* **WRITTEN REQUEST**
Each entry below is to be transcribed exactly.

* **GIVEN RECORDS**
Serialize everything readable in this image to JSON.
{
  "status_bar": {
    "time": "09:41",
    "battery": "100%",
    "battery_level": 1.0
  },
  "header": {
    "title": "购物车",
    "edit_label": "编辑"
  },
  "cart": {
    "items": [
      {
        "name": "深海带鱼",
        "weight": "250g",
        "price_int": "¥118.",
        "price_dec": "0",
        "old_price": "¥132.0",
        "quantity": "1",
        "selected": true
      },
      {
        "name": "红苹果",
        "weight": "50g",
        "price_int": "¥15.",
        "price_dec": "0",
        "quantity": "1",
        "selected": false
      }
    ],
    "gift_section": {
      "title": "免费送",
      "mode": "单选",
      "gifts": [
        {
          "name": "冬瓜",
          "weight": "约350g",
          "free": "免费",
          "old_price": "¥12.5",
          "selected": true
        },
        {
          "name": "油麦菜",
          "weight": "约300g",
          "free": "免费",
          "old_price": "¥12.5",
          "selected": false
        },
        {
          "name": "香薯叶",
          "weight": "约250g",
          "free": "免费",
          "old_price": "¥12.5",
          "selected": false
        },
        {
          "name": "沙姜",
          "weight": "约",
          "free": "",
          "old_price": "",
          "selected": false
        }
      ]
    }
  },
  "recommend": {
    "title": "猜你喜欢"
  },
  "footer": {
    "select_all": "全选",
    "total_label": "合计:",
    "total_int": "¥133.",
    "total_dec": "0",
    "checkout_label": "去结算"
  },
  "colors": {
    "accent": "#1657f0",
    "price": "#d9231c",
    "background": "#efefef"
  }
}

* **ANSWER FOR THE TASK**
Serialize everything readable in this image to JSON.
{
  "status_bar": {
    "time": "09:41",
    "battery": "100%",
    "battery_level": 1.0
  },
  "header": {
    "title": "购物车",
    "edit_label": "编辑"
  },
  "cart": {
    "items": [
      {
        "name": "深海带鱼",
        "weight": "250g",
        "price_int": "¥118.",
        "price_dec": "0",
        "old_price": "¥132.0",
        "quantity": "1",
        "selected": true
      },
      {
        "name": "红苹果",
        "weight": "50g",
        "price_int": "¥15.",
        "price_dec": "0",
        "quantity": "1",
        "selected": false
      }
    ],
    "gift_section": {
      "title": "免费送",
      "mode": "单选",
      "gifts": [
        {
          "name": "冬瓜",
          "weight": "约350g",
          "free": "免费",
          "old_price": "¥12.5",
          "selected": true
        },
        {
          "name": "油麦菜",
          "weight": "约300g",
          "free": "免费",
          "old_price": "¥12.5",
          "selected": false
        },
        {
          "name": "香薯叶",
          "weight": "约250g",
          "free": "免费",
          "old_price": "¥12.5",
          "selected": false
        },
        {
          "name": "沙姜",
          "weight": "约",
          "free": "",
          "old_price": "",
          "selected": false
        }
      ]
    }
  },
  "recommend": {
    "title": "猜你喜欢"
  },
  "footer": {
    "select_all": "全选",
    "total_label": "合计:",
    "total_int": "¥133.",
    "total_dec": "0",
    "checkout_label": "去结算"
  },
  "colors": {
    "accent": "#1657f0",
    "price": "#d9231c",
    "background": "#efefef"
  }
}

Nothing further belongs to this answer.